> [Provided information]
* * * *

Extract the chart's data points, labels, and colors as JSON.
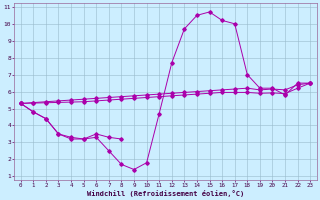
{
  "xlabel": "Windchill (Refroidissement éolien,°C)",
  "background_color": "#cceeff",
  "grid_color": "#99bbcc",
  "line_color": "#aa00aa",
  "x": [
    0,
    1,
    2,
    3,
    4,
    5,
    6,
    7,
    8,
    9,
    10,
    11,
    12,
    13,
    14,
    15,
    16,
    17,
    18,
    19,
    20,
    21,
    22,
    23
  ],
  "line1": [
    5.3,
    4.8,
    4.4,
    3.5,
    3.2,
    3.2,
    3.3,
    2.5,
    1.7,
    1.4,
    1.8,
    4.7,
    7.7,
    9.7,
    10.5,
    10.7,
    10.2,
    10.0,
    7.0,
    6.2,
    6.2,
    5.8,
    6.5,
    6.5
  ],
  "line2_x": [
    0,
    1,
    2,
    3,
    4,
    5,
    6,
    7,
    8
  ],
  "line2_y": [
    5.3,
    4.8,
    4.4,
    3.5,
    3.3,
    3.2,
    3.5,
    3.3,
    3.2
  ],
  "line3": [
    5.3,
    5.35,
    5.4,
    5.45,
    5.5,
    5.55,
    5.6,
    5.65,
    5.7,
    5.75,
    5.8,
    5.85,
    5.9,
    5.95,
    6.0,
    6.05,
    6.1,
    6.15,
    6.2,
    6.1,
    6.15,
    6.1,
    6.4,
    6.5
  ],
  "line4": [
    5.3,
    5.32,
    5.34,
    5.36,
    5.38,
    5.4,
    5.45,
    5.5,
    5.55,
    5.6,
    5.65,
    5.7,
    5.75,
    5.8,
    5.85,
    5.9,
    5.95,
    5.95,
    5.95,
    5.9,
    5.92,
    5.88,
    6.2,
    6.5
  ],
  "ylim": [
    1,
    11
  ],
  "xlim": [
    -0.5,
    23.5
  ],
  "yticks": [
    1,
    2,
    3,
    4,
    5,
    6,
    7,
    8,
    9,
    10,
    11
  ],
  "xticks": [
    0,
    1,
    2,
    3,
    4,
    5,
    6,
    7,
    8,
    9,
    10,
    11,
    12,
    13,
    14,
    15,
    16,
    17,
    18,
    19,
    20,
    21,
    22,
    23
  ]
}
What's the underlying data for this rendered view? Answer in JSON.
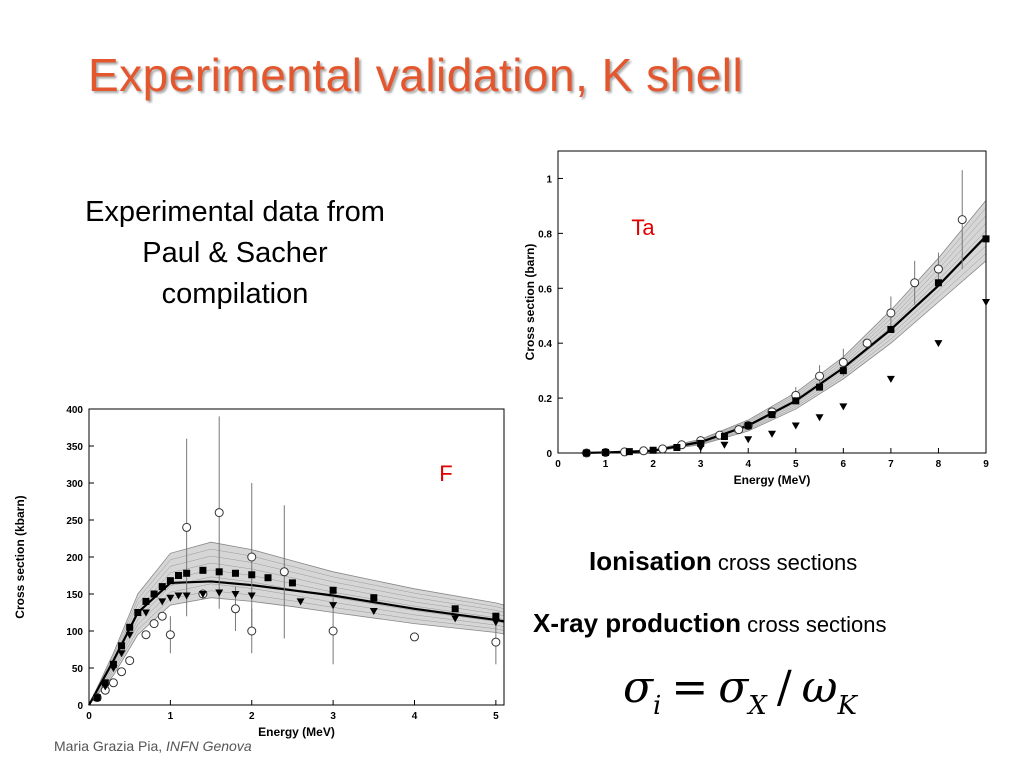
{
  "slide": {
    "title": "Experimental validation, K shell",
    "source_lines": [
      "Experimental data from",
      "Paul & Sacher",
      "compilation"
    ],
    "ionisation_bold": "Ionisation",
    "ionisation_rest": "cross sections",
    "xray_bold": "X-ray production",
    "xray_rest": "cross sections",
    "formula": {
      "sigma_i": "σ",
      "i": "i",
      "equals": "=",
      "sigma_x": "σ",
      "x": "X",
      "slash": "/",
      "omega": "ω",
      "k": "K"
    },
    "footer_author": "Maria Grazia Pia,",
    "footer_affiliation": "INFN Genova"
  },
  "chart_data": [
    {
      "id": "tantalum",
      "type": "scatter",
      "element_label": "Ta",
      "xlabel": "Energy (MeV)",
      "ylabel": "Cross section (barn)",
      "xlim": [
        0,
        9
      ],
      "ylim": [
        0,
        1.1
      ],
      "xticks": [
        0,
        1,
        2,
        3,
        4,
        5,
        6,
        7,
        8,
        9
      ],
      "yticks": [
        0,
        0.2,
        0.4,
        0.6,
        0.8,
        1
      ],
      "grid": false,
      "series": [
        {
          "marker": "open-circle",
          "x": [
            0.6,
            1.0,
            1.4,
            1.8,
            2.2,
            2.6,
            3.0,
            3.4,
            3.8,
            4.0,
            4.5,
            5.0,
            5.5,
            6.0,
            6.5,
            7.0,
            7.5,
            8.0,
            8.5
          ],
          "y": [
            0.0,
            0.002,
            0.004,
            0.008,
            0.015,
            0.03,
            0.045,
            0.065,
            0.085,
            0.1,
            0.15,
            0.21,
            0.28,
            0.33,
            0.4,
            0.51,
            0.62,
            0.67,
            0.85
          ],
          "err": [
            0,
            0,
            0,
            0,
            0,
            0,
            0,
            0,
            0,
            0,
            0,
            0.03,
            0.04,
            0.05,
            0,
            0.06,
            0.08,
            0.06,
            0.18
          ]
        },
        {
          "marker": "filled-square",
          "x": [
            0.6,
            1.0,
            1.5,
            2.0,
            2.5,
            3.0,
            3.5,
            4.0,
            4.5,
            5.0,
            5.5,
            6.0,
            7.0,
            8.0,
            9.0
          ],
          "y": [
            0.0,
            0.002,
            0.005,
            0.01,
            0.02,
            0.035,
            0.06,
            0.1,
            0.14,
            0.19,
            0.24,
            0.3,
            0.45,
            0.62,
            0.78
          ]
        },
        {
          "marker": "filled-triangle-down",
          "x": [
            3.0,
            3.5,
            4.0,
            4.5,
            5.0,
            5.5,
            6.0,
            7.0,
            8.0,
            9.0
          ],
          "y": [
            0.02,
            0.03,
            0.05,
            0.07,
            0.1,
            0.13,
            0.17,
            0.27,
            0.4,
            0.55
          ]
        }
      ],
      "model_curves": [
        {
          "x": [
            0.5,
            1,
            2,
            3,
            4,
            5,
            6,
            7,
            8,
            9
          ],
          "y": [
            0,
            0.002,
            0.008,
            0.04,
            0.1,
            0.19,
            0.31,
            0.45,
            0.61,
            0.79
          ]
        },
        {
          "x": [
            0.5,
            1,
            2,
            3,
            4,
            5,
            6,
            7,
            8,
            9
          ],
          "y": [
            0,
            0.003,
            0.012,
            0.05,
            0.12,
            0.22,
            0.35,
            0.52,
            0.71,
            0.92
          ]
        },
        {
          "x": [
            0.5,
            1,
            2,
            3,
            4,
            5,
            6,
            7,
            8,
            9
          ],
          "y": [
            0,
            0.002,
            0.006,
            0.03,
            0.08,
            0.16,
            0.27,
            0.4,
            0.55,
            0.7
          ]
        }
      ]
    },
    {
      "id": "fluorine",
      "type": "scatter",
      "element_label": "F",
      "xlabel": "Energy (MeV)",
      "ylabel": "Cross section (kbarn)",
      "xlim": [
        0,
        5.1
      ],
      "ylim": [
        0,
        400
      ],
      "xticks": [
        0,
        1,
        2,
        3,
        4,
        5
      ],
      "yticks": [
        0,
        50,
        100,
        150,
        200,
        250,
        300,
        350,
        400
      ],
      "grid": false,
      "series": [
        {
          "marker": "open-circle",
          "x": [
            0.1,
            0.2,
            0.3,
            0.4,
            0.5,
            0.7,
            0.8,
            0.9,
            1.0,
            1.2,
            1.4,
            1.6,
            1.8,
            2.0,
            2.0,
            2.4,
            3.0,
            4.0,
            5.0
          ],
          "y": [
            10,
            20,
            30,
            45,
            60,
            95,
            110,
            120,
            95,
            240,
            150,
            260,
            130,
            200,
            100,
            180,
            100,
            92,
            85
          ],
          "err": [
            0,
            0,
            0,
            0,
            0,
            0,
            0,
            0,
            25,
            120,
            0,
            130,
            30,
            100,
            30,
            90,
            45,
            0,
            30
          ]
        },
        {
          "marker": "filled-square",
          "x": [
            0.1,
            0.2,
            0.3,
            0.4,
            0.5,
            0.6,
            0.7,
            0.8,
            0.9,
            1.0,
            1.1,
            1.2,
            1.4,
            1.6,
            1.8,
            2.0,
            2.2,
            2.5,
            3.0,
            3.5,
            4.5,
            5.0
          ],
          "y": [
            10,
            30,
            55,
            80,
            105,
            125,
            140,
            150,
            160,
            168,
            175,
            178,
            182,
            180,
            178,
            176,
            172,
            165,
            155,
            145,
            130,
            120
          ]
        },
        {
          "marker": "filled-triangle-down",
          "x": [
            0.1,
            0.2,
            0.3,
            0.4,
            0.5,
            0.7,
            0.9,
            1.0,
            1.1,
            1.2,
            1.4,
            1.6,
            1.8,
            2.0,
            2.6,
            3.0,
            3.5,
            4.5,
            5.0
          ],
          "y": [
            10,
            25,
            50,
            70,
            95,
            125,
            140,
            145,
            148,
            148,
            150,
            152,
            150,
            148,
            140,
            135,
            127,
            117,
            112
          ]
        }
      ],
      "model_curves": [
        {
          "x": [
            0,
            0.3,
            0.6,
            1.0,
            1.5,
            2.0,
            2.5,
            3.0,
            4.0,
            5.0,
            5.1
          ],
          "y": [
            0,
            60,
            125,
            165,
            167,
            162,
            155,
            148,
            130,
            115,
            113
          ]
        },
        {
          "x": [
            0,
            0.3,
            0.6,
            1.0,
            1.5,
            2.0,
            2.5,
            3.0,
            4.0,
            5.0,
            5.1
          ],
          "y": [
            0,
            70,
            150,
            205,
            220,
            210,
            195,
            180,
            157,
            138,
            135
          ]
        },
        {
          "x": [
            0,
            0.3,
            0.6,
            1.0,
            1.5,
            2.0,
            2.5,
            3.0,
            4.0,
            5.0,
            5.1
          ],
          "y": [
            0,
            40,
            95,
            135,
            145,
            140,
            133,
            125,
            110,
            98,
            96
          ]
        }
      ]
    }
  ]
}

* * * *

> [Request]
Where a line above contains the string "sections", copy that line.

> [Task output]
    "ionisation_rest": "cross sections",
    "xray_rest": "cross sections",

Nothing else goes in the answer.